## TASK PROMPT
Search the records for the word "DARMA" and report each line that has it.

## Stored records
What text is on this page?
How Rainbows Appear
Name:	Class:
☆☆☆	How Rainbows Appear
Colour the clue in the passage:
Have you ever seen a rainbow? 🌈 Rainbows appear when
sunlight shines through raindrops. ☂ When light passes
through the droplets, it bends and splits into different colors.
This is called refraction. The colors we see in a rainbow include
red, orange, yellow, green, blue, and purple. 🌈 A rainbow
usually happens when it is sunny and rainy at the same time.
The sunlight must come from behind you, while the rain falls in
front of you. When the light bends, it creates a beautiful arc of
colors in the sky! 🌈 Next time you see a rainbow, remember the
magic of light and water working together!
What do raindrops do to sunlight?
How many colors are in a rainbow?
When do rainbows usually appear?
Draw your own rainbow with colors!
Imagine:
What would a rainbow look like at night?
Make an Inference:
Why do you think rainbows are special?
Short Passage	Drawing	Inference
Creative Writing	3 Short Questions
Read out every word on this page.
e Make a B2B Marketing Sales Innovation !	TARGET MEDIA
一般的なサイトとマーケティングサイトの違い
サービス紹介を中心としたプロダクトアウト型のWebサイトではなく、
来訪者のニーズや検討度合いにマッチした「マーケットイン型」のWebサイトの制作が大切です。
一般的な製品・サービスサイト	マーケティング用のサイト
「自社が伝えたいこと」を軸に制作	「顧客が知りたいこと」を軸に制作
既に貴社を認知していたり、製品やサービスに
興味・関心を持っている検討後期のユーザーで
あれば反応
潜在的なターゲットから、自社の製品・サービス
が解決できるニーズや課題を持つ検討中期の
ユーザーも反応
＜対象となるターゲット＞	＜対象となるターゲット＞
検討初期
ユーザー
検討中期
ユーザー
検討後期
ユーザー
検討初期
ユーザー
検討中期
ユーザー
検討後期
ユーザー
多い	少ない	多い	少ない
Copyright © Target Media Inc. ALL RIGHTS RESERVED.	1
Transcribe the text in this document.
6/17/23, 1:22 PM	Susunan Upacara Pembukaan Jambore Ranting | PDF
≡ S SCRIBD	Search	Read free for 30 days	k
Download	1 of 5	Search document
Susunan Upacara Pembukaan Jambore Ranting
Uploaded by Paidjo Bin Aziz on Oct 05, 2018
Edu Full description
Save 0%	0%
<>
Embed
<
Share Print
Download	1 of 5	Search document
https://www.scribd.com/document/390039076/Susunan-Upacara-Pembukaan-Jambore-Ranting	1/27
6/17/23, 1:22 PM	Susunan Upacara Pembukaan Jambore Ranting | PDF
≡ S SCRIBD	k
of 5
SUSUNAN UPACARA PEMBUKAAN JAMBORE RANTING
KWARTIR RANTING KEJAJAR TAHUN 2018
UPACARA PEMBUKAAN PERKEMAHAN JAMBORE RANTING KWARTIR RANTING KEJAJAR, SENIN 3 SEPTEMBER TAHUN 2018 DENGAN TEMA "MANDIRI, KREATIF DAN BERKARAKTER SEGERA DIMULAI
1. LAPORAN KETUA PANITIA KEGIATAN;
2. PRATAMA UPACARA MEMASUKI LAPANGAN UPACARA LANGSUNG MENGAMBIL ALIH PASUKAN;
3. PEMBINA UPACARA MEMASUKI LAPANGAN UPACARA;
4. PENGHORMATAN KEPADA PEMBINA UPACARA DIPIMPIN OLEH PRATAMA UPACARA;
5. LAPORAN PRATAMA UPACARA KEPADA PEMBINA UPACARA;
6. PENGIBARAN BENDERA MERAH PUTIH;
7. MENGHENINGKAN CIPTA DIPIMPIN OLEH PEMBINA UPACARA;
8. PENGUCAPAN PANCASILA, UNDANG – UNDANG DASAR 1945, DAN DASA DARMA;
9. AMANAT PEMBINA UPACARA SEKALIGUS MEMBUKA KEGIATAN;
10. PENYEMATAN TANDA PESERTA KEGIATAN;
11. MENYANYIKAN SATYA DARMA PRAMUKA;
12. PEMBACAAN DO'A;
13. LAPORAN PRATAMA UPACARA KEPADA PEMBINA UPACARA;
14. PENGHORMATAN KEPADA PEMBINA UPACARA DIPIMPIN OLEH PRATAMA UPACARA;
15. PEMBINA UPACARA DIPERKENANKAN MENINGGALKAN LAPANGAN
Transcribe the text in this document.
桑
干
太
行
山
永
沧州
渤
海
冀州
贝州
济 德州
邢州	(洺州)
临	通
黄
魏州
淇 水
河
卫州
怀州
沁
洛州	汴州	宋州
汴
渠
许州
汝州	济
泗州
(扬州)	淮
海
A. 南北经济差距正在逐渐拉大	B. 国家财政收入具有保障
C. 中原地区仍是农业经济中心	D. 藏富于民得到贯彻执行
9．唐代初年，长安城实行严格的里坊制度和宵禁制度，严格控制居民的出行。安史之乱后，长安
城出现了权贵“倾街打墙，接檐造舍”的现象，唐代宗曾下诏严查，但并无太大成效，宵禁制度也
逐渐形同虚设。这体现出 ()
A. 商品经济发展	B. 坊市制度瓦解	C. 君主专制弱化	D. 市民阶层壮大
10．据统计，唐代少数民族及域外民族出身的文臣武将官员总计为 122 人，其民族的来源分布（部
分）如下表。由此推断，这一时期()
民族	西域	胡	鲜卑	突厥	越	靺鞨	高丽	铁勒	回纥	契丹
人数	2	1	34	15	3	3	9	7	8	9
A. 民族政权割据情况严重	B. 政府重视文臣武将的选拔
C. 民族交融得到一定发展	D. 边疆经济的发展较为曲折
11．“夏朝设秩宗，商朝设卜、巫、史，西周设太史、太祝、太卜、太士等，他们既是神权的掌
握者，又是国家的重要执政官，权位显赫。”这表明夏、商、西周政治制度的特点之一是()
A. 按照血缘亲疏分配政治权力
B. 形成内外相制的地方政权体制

## WRITTEN ANSWER
8. PENGUCAPAN PANCASILA, UNDANG – UNDANG DASAR 1945, DAN DASA DARMA;
11. MENYANYIKAN SATYA DARMA PRAMUKA;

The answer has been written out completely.